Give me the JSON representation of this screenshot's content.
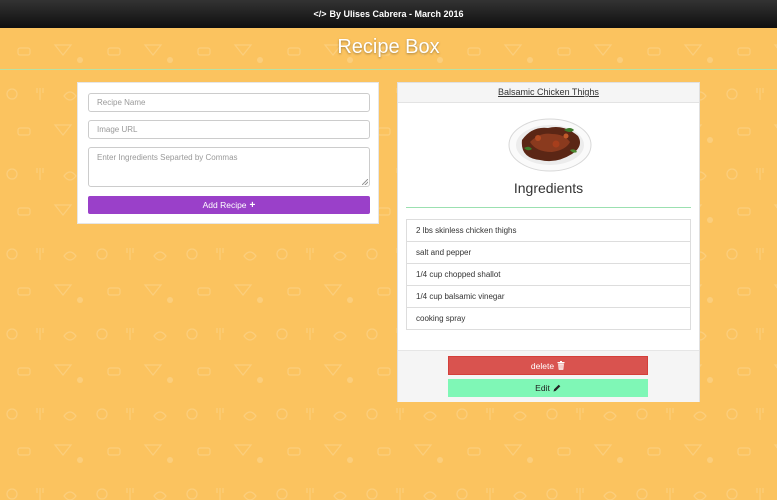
{
  "topbar": {
    "code_icon": "</>",
    "credit": "By Ulises Cabrera - March 2016"
  },
  "page": {
    "title": "Recipe Box"
  },
  "form": {
    "recipe_name_placeholder": "Recipe Name",
    "image_url_placeholder": "Image URL",
    "ingredients_placeholder": "Enter Ingredients Separted by Commas",
    "add_button_label": "Add Recipe",
    "add_icon": "+"
  },
  "recipe": {
    "name": "Balsamic Chicken Thighs",
    "ingredients_heading": "Ingredients",
    "ingredients": [
      "2 lbs skinless chicken thighs",
      "salt and pepper",
      "1/4 cup chopped shallot",
      "1/4 cup balsamic vinegar",
      "cooking spray"
    ],
    "delete_label": "delete",
    "edit_label": "Edit"
  },
  "colors": {
    "background": "#fbc35f",
    "add_button": "#9a40c9",
    "delete_button": "#d9534f",
    "edit_button": "#7ff7b6"
  },
  "icons": {
    "code": "code-icon",
    "add": "plus-icon",
    "delete": "trash-icon",
    "edit": "pencil-icon"
  }
}
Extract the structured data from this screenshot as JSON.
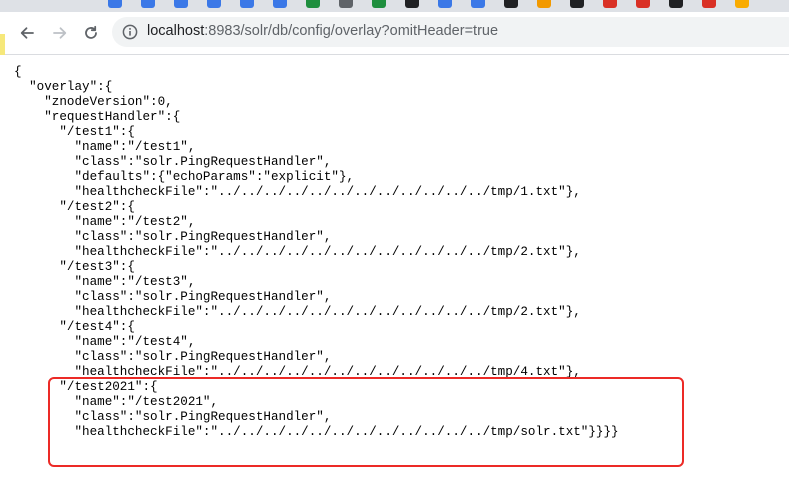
{
  "browser": {
    "url_host": "localhost",
    "url_rest": ":8983/solr/db/config/overlay?omitHeader=true",
    "tab_colors": [
      "#3b78e7",
      "#3b78e7",
      "#3b78e7",
      "#3b78e7",
      "#3b78e7",
      "#3b78e7",
      "#1e8e3e",
      "#5f6368",
      "#1e8e3e",
      "#202124",
      "#3b78e7",
      "#3b78e7",
      "#202124",
      "#f29900",
      "#202124",
      "#d93025",
      "#d93025",
      "#202124",
      "#d93025",
      "#f9ab00"
    ]
  },
  "document": {
    "lines": [
      "{",
      "  \"overlay\":{",
      "    \"znodeVersion\":0,",
      "    \"requestHandler\":{",
      "      \"/test1\":{",
      "        \"name\":\"/test1\",",
      "        \"class\":\"solr.PingRequestHandler\",",
      "        \"defaults\":{\"echoParams\":\"explicit\"},",
      "        \"healthcheckFile\":\"../../../../../../../../../../../../tmp/1.txt\"},",
      "      \"/test2\":{",
      "        \"name\":\"/test2\",",
      "        \"class\":\"solr.PingRequestHandler\",",
      "        \"healthcheckFile\":\"../../../../../../../../../../../../tmp/2.txt\"},",
      "      \"/test3\":{",
      "        \"name\":\"/test3\",",
      "        \"class\":\"solr.PingRequestHandler\",",
      "        \"healthcheckFile\":\"../../../../../../../../../../../../tmp/2.txt\"},",
      "      \"/test4\":{",
      "        \"name\":\"/test4\",",
      "        \"class\":\"solr.PingRequestHandler\",",
      "        \"healthcheckFile\":\"../../../../../../../../../../../../tmp/4.txt\"},",
      "      \"/test2021\":{",
      "        \"name\":\"/test2021\",",
      "        \"class\":\"solr.PingRequestHandler\",",
      "        \"healthcheckFile\":\"../../../../../../../../../../../../tmp/solr.txt\"}}}}"
    ]
  },
  "annotation": {
    "color": "#ec2a26"
  }
}
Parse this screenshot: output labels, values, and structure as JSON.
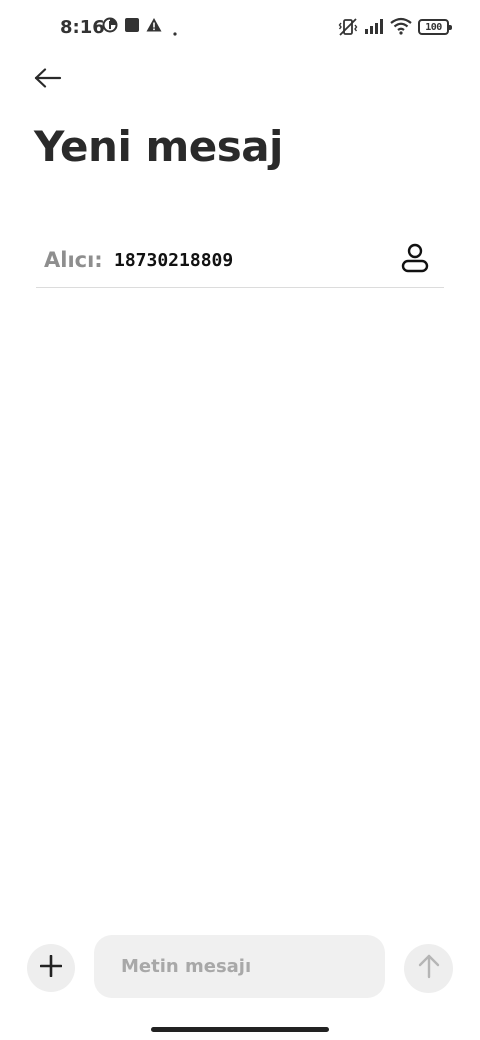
{
  "status_bar": {
    "time": "8:16",
    "battery": "100",
    "icons": [
      "data-saver-icon",
      "square-notification-icon",
      "warning-icon",
      "dot-icon",
      "vibrate-off-icon",
      "signal-icon",
      "wifi-icon",
      "battery-icon"
    ]
  },
  "header": {
    "back_icon": "arrow-left-icon",
    "title": "Yeni mesaj"
  },
  "recipient": {
    "label": "Alıcı:",
    "value": "18730218809",
    "contact_icon": "person-icon"
  },
  "composer": {
    "add_icon": "plus-icon",
    "placeholder": "Metin mesajı",
    "value": "",
    "send_icon": "arrow-up-icon"
  },
  "colors": {
    "background": "#ffffff",
    "title": "#2a2a2a",
    "label_gray": "#8e8e8e",
    "input_bg": "#f0f0f0",
    "button_bg": "#eeeeee"
  }
}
********************
**Stated goal:** Quote every record above exactly, omitting any pictures they contain.

**Correct result:**
Give me the JSON representation of this screenshot's content.
{
  "topbar": {
    "code_icon": "</>",
    "credit": "By Ulises Cabrera - March 2016"
  },
  "page": {
    "title": "Recipe Box"
  },
  "form": {
    "recipe_name_placeholder": "Recipe Name",
    "image_url_placeholder": "Image URL",
    "ingredients_placeholder": "Enter Ingredients Separted by Commas",
    "add_button_label": "Add Recipe",
    "add_icon": "+"
  },
  "recipe": {
    "name": "Balsamic Chicken Thighs",
    "ingredients_heading": "Ingredients",
    "ingredients": [
      "2 lbs skinless chicken thighs",
      "salt and pepper",
      "1/4 cup chopped shallot",
      "1/4 cup balsamic vinegar",
      "cooking spray"
    ],
    "delete_label": "delete",
    "edit_label": "Edit"
  },
  "colors": {
    "background": "#fbc35f",
    "add_button": "#9a40c9",
    "delete_button": "#d9534f",
    "edit_button": "#7ff7b6"
  },
  "icons": {
    "code": "code-icon",
    "add": "plus-icon",
    "delete": "trash-icon",
    "edit": "pencil-icon"
  }
}
Extract the structured data from this screenshot as JSON.
{
  "browser": {
    "url_host": "localhost",
    "url_rest": ":8983/solr/db/config/overlay?omitHeader=true",
    "tab_colors": [
      "#3b78e7",
      "#3b78e7",
      "#3b78e7",
      "#3b78e7",
      "#3b78e7",
      "#3b78e7",
      "#1e8e3e",
      "#5f6368",
      "#1e8e3e",
      "#202124",
      "#3b78e7",
      "#3b78e7",
      "#202124",
      "#f29900",
      "#202124",
      "#d93025",
      "#d93025",
      "#202124",
      "#d93025",
      "#f9ab00"
    ]
  },
  "document": {
    "lines": [
      "{",
      "  \"overlay\":{",
      "    \"znodeVersion\":0,",
      "    \"requestHandler\":{",
      "      \"/test1\":{",
      "        \"name\":\"/test1\",",
      "        \"class\":\"solr.PingRequestHandler\",",
      "        \"defaults\":{\"echoParams\":\"explicit\"},",
      "        \"healthcheckFile\":\"../../../../../../../../../../../../tmp/1.txt\"},",
      "      \"/test2\":{",
      "        \"name\":\"/test2\",",
      "        \"class\":\"solr.PingRequestHandler\",",
      "        \"healthcheckFile\":\"../../../../../../../../../../../../tmp/2.txt\"},",
      "      \"/test3\":{",
      "        \"name\":\"/test3\",",
      "        \"class\":\"solr.PingRequestHandler\",",
      "        \"healthcheckFile\":\"../../../../../../../../../../../../tmp/2.txt\"},",
      "      \"/test4\":{",
      "        \"name\":\"/test4\",",
      "        \"class\":\"solr.PingRequestHandler\",",
      "        \"healthcheckFile\":\"../../../../../../../../../../../../tmp/4.txt\"},",
      "      \"/test2021\":{",
      "        \"name\":\"/test2021\",",
      "        \"class\":\"solr.PingRequestHandler\",",
      "        \"healthcheckFile\":\"../../../../../../../../../../../../tmp/solr.txt\"}}}}"
    ]
  },
  "annotation": {
    "color": "#ec2a26"
  }
}
Parse this screenshot: output labels, values, and structure as JSON.
{
  "status_bar": {
    "time": "8:16",
    "battery": "100",
    "icons": [
      "data-saver-icon",
      "square-notification-icon",
      "warning-icon",
      "dot-icon",
      "vibrate-off-icon",
      "signal-icon",
      "wifi-icon",
      "battery-icon"
    ]
  },
  "header": {
    "back_icon": "arrow-left-icon",
    "title": "Yeni mesaj"
  },
  "recipient": {
    "label": "Alıcı:",
    "value": "18730218809",
    "contact_icon": "person-icon"
  },
  "composer": {
    "add_icon": "plus-icon",
    "placeholder": "Metin mesajı",
    "value": "",
    "send_icon": "arrow-up-icon"
  },
  "colors": {
    "background": "#ffffff",
    "title": "#2a2a2a",
    "label_gray": "#8e8e8e",
    "input_bg": "#f0f0f0",
    "button_bg": "#eeeeee"
  }
}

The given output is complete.